### TASK
Reproduce every line of the listing as written, apart from the pictures.

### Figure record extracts
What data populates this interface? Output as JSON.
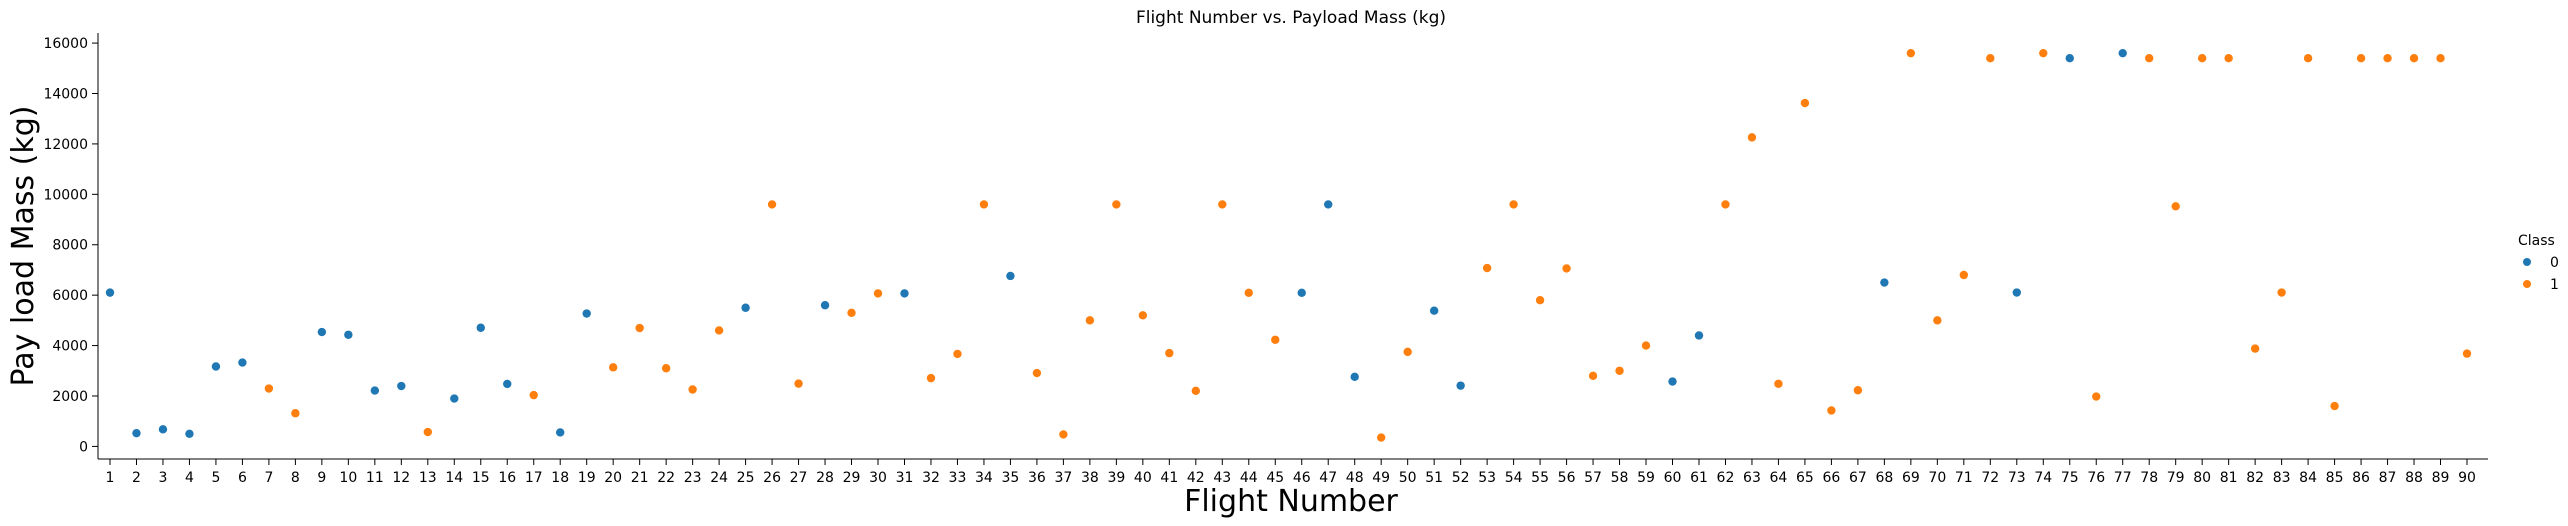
{
  "chart_data": {
    "type": "scatter",
    "title": "Flight Number vs. Payload Mass (kg)",
    "xlabel": "Flight Number",
    "ylabel": "Pay load Mass (kg)",
    "x_categories": [
      1,
      2,
      3,
      4,
      5,
      6,
      7,
      8,
      9,
      10,
      11,
      12,
      13,
      14,
      15,
      16,
      17,
      18,
      19,
      20,
      21,
      22,
      23,
      24,
      25,
      26,
      27,
      28,
      29,
      30,
      31,
      32,
      33,
      34,
      35,
      36,
      37,
      38,
      39,
      40,
      41,
      42,
      43,
      44,
      45,
      46,
      47,
      48,
      49,
      50,
      51,
      52,
      53,
      54,
      55,
      56,
      57,
      58,
      59,
      60,
      61,
      62,
      63,
      64,
      65,
      66,
      67,
      68,
      69,
      70,
      71,
      72,
      73,
      74,
      75,
      76,
      77,
      78,
      79,
      80,
      81,
      82,
      83,
      84,
      85,
      86,
      87,
      88,
      89,
      90
    ],
    "y_ticks": [
      0,
      2000,
      4000,
      6000,
      8000,
      10000,
      12000,
      14000,
      16000
    ],
    "ylim": [
      -500,
      16400
    ],
    "legend": {
      "title": "Class",
      "position": "right",
      "entries": [
        {
          "label": "0",
          "color": "#1f77b4"
        },
        {
          "label": "1",
          "color": "#ff7f0e"
        }
      ]
    },
    "grid": false,
    "points": [
      [
        1,
        6100,
        0
      ],
      [
        2,
        525,
        0
      ],
      [
        3,
        677,
        0
      ],
      [
        4,
        500,
        0
      ],
      [
        5,
        3170,
        0
      ],
      [
        6,
        3325,
        0
      ],
      [
        7,
        2296,
        1
      ],
      [
        8,
        1316,
        1
      ],
      [
        9,
        4535,
        0
      ],
      [
        10,
        4428,
        0
      ],
      [
        11,
        2216,
        0
      ],
      [
        12,
        2395,
        0
      ],
      [
        13,
        570,
        1
      ],
      [
        14,
        1898,
        0
      ],
      [
        15,
        4707,
        0
      ],
      [
        16,
        2477,
        0
      ],
      [
        17,
        2034,
        1
      ],
      [
        18,
        553,
        0
      ],
      [
        19,
        5271,
        0
      ],
      [
        20,
        3136,
        1
      ],
      [
        21,
        4696,
        1
      ],
      [
        22,
        3100,
        1
      ],
      [
        23,
        2257,
        1
      ],
      [
        24,
        4600,
        1
      ],
      [
        25,
        5500,
        0
      ],
      [
        26,
        9600,
        1
      ],
      [
        27,
        2490,
        1
      ],
      [
        28,
        5600,
        0
      ],
      [
        29,
        5300,
        1
      ],
      [
        30,
        6070,
        1
      ],
      [
        31,
        6070,
        0
      ],
      [
        32,
        2708,
        1
      ],
      [
        33,
        3669,
        1
      ],
      [
        34,
        9600,
        1
      ],
      [
        35,
        6761,
        0
      ],
      [
        36,
        2910,
        1
      ],
      [
        37,
        475,
        1
      ],
      [
        38,
        5000,
        1
      ],
      [
        39,
        9600,
        1
      ],
      [
        40,
        5200,
        1
      ],
      [
        41,
        3700,
        1
      ],
      [
        42,
        2205,
        1
      ],
      [
        43,
        9600,
        1
      ],
      [
        44,
        6092,
        1
      ],
      [
        45,
        4230,
        1
      ],
      [
        46,
        6092,
        0
      ],
      [
        47,
        9600,
        0
      ],
      [
        48,
        2760,
        0
      ],
      [
        49,
        350,
        1
      ],
      [
        50,
        3750,
        1
      ],
      [
        51,
        5383,
        0
      ],
      [
        52,
        2410,
        0
      ],
      [
        53,
        7076,
        1
      ],
      [
        54,
        9600,
        1
      ],
      [
        55,
        5800,
        1
      ],
      [
        56,
        7060,
        1
      ],
      [
        57,
        2800,
        1
      ],
      [
        58,
        3000,
        1
      ],
      [
        59,
        4000,
        1
      ],
      [
        60,
        2573,
        0
      ],
      [
        61,
        4400,
        0
      ],
      [
        62,
        9600,
        1
      ],
      [
        63,
        12259,
        1
      ],
      [
        64,
        2482,
        1
      ],
      [
        65,
        13620,
        1
      ],
      [
        66,
        1425,
        1
      ],
      [
        67,
        2227,
        1
      ],
      [
        68,
        6500,
        0
      ],
      [
        69,
        15600,
        1
      ],
      [
        70,
        5000,
        1
      ],
      [
        71,
        6800,
        1
      ],
      [
        72,
        15400,
        1
      ],
      [
        73,
        6104,
        0
      ],
      [
        74,
        15600,
        1
      ],
      [
        75,
        15400,
        0
      ],
      [
        76,
        1977,
        1
      ],
      [
        77,
        15600,
        0
      ],
      [
        78,
        15400,
        1
      ],
      [
        79,
        9525,
        1
      ],
      [
        80,
        15400,
        1
      ],
      [
        81,
        15400,
        1
      ],
      [
        82,
        3880,
        1
      ],
      [
        83,
        6104,
        1
      ],
      [
        84,
        15400,
        1
      ],
      [
        85,
        1600,
        1
      ],
      [
        86,
        15400,
        1
      ],
      [
        87,
        15400,
        1
      ],
      [
        88,
        15400,
        1
      ],
      [
        89,
        15400,
        1
      ],
      [
        90,
        3681,
        1
      ]
    ]
  }
}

### RESULT
What data populates this interface? Output as JSON.
{
  "chart_data": {
    "type": "scatter",
    "title": "Flight Number vs. Payload Mass (kg)",
    "xlabel": "Flight Number",
    "ylabel": "Pay load Mass (kg)",
    "x_categories": [
      1,
      2,
      3,
      4,
      5,
      6,
      7,
      8,
      9,
      10,
      11,
      12,
      13,
      14,
      15,
      16,
      17,
      18,
      19,
      20,
      21,
      22,
      23,
      24,
      25,
      26,
      27,
      28,
      29,
      30,
      31,
      32,
      33,
      34,
      35,
      36,
      37,
      38,
      39,
      40,
      41,
      42,
      43,
      44,
      45,
      46,
      47,
      48,
      49,
      50,
      51,
      52,
      53,
      54,
      55,
      56,
      57,
      58,
      59,
      60,
      61,
      62,
      63,
      64,
      65,
      66,
      67,
      68,
      69,
      70,
      71,
      72,
      73,
      74,
      75,
      76,
      77,
      78,
      79,
      80,
      81,
      82,
      83,
      84,
      85,
      86,
      87,
      88,
      89,
      90
    ],
    "y_ticks": [
      0,
      2000,
      4000,
      6000,
      8000,
      10000,
      12000,
      14000,
      16000
    ],
    "ylim": [
      -500,
      16400
    ],
    "legend": {
      "title": "Class",
      "position": "right",
      "entries": [
        {
          "label": "0",
          "color": "#1f77b4"
        },
        {
          "label": "1",
          "color": "#ff7f0e"
        }
      ]
    },
    "grid": false,
    "points": [
      [
        1,
        6100,
        0
      ],
      [
        2,
        525,
        0
      ],
      [
        3,
        677,
        0
      ],
      [
        4,
        500,
        0
      ],
      [
        5,
        3170,
        0
      ],
      [
        6,
        3325,
        0
      ],
      [
        7,
        2296,
        1
      ],
      [
        8,
        1316,
        1
      ],
      [
        9,
        4535,
        0
      ],
      [
        10,
        4428,
        0
      ],
      [
        11,
        2216,
        0
      ],
      [
        12,
        2395,
        0
      ],
      [
        13,
        570,
        1
      ],
      [
        14,
        1898,
        0
      ],
      [
        15,
        4707,
        0
      ],
      [
        16,
        2477,
        0
      ],
      [
        17,
        2034,
        1
      ],
      [
        18,
        553,
        0
      ],
      [
        19,
        5271,
        0
      ],
      [
        20,
        3136,
        1
      ],
      [
        21,
        4696,
        1
      ],
      [
        22,
        3100,
        1
      ],
      [
        23,
        2257,
        1
      ],
      [
        24,
        4600,
        1
      ],
      [
        25,
        5500,
        0
      ],
      [
        26,
        9600,
        1
      ],
      [
        27,
        2490,
        1
      ],
      [
        28,
        5600,
        0
      ],
      [
        29,
        5300,
        1
      ],
      [
        30,
        6070,
        1
      ],
      [
        31,
        6070,
        0
      ],
      [
        32,
        2708,
        1
      ],
      [
        33,
        3669,
        1
      ],
      [
        34,
        9600,
        1
      ],
      [
        35,
        6761,
        0
      ],
      [
        36,
        2910,
        1
      ],
      [
        37,
        475,
        1
      ],
      [
        38,
        5000,
        1
      ],
      [
        39,
        9600,
        1
      ],
      [
        40,
        5200,
        1
      ],
      [
        41,
        3700,
        1
      ],
      [
        42,
        2205,
        1
      ],
      [
        43,
        9600,
        1
      ],
      [
        44,
        6092,
        1
      ],
      [
        45,
        4230,
        1
      ],
      [
        46,
        6092,
        0
      ],
      [
        47,
        9600,
        0
      ],
      [
        48,
        2760,
        0
      ],
      [
        49,
        350,
        1
      ],
      [
        50,
        3750,
        1
      ],
      [
        51,
        5383,
        0
      ],
      [
        52,
        2410,
        0
      ],
      [
        53,
        7076,
        1
      ],
      [
        54,
        9600,
        1
      ],
      [
        55,
        5800,
        1
      ],
      [
        56,
        7060,
        1
      ],
      [
        57,
        2800,
        1
      ],
      [
        58,
        3000,
        1
      ],
      [
        59,
        4000,
        1
      ],
      [
        60,
        2573,
        0
      ],
      [
        61,
        4400,
        0
      ],
      [
        62,
        9600,
        1
      ],
      [
        63,
        12259,
        1
      ],
      [
        64,
        2482,
        1
      ],
      [
        65,
        13620,
        1
      ],
      [
        66,
        1425,
        1
      ],
      [
        67,
        2227,
        1
      ],
      [
        68,
        6500,
        0
      ],
      [
        69,
        15600,
        1
      ],
      [
        70,
        5000,
        1
      ],
      [
        71,
        6800,
        1
      ],
      [
        72,
        15400,
        1
      ],
      [
        73,
        6104,
        0
      ],
      [
        74,
        15600,
        1
      ],
      [
        75,
        15400,
        0
      ],
      [
        76,
        1977,
        1
      ],
      [
        77,
        15600,
        0
      ],
      [
        78,
        15400,
        1
      ],
      [
        79,
        9525,
        1
      ],
      [
        80,
        15400,
        1
      ],
      [
        81,
        15400,
        1
      ],
      [
        82,
        3880,
        1
      ],
      [
        83,
        6104,
        1
      ],
      [
        84,
        15400,
        1
      ],
      [
        85,
        1600,
        1
      ],
      [
        86,
        15400,
        1
      ],
      [
        87,
        15400,
        1
      ],
      [
        88,
        15400,
        1
      ],
      [
        89,
        15400,
        1
      ],
      [
        90,
        3681,
        1
      ]
    ]
  }
}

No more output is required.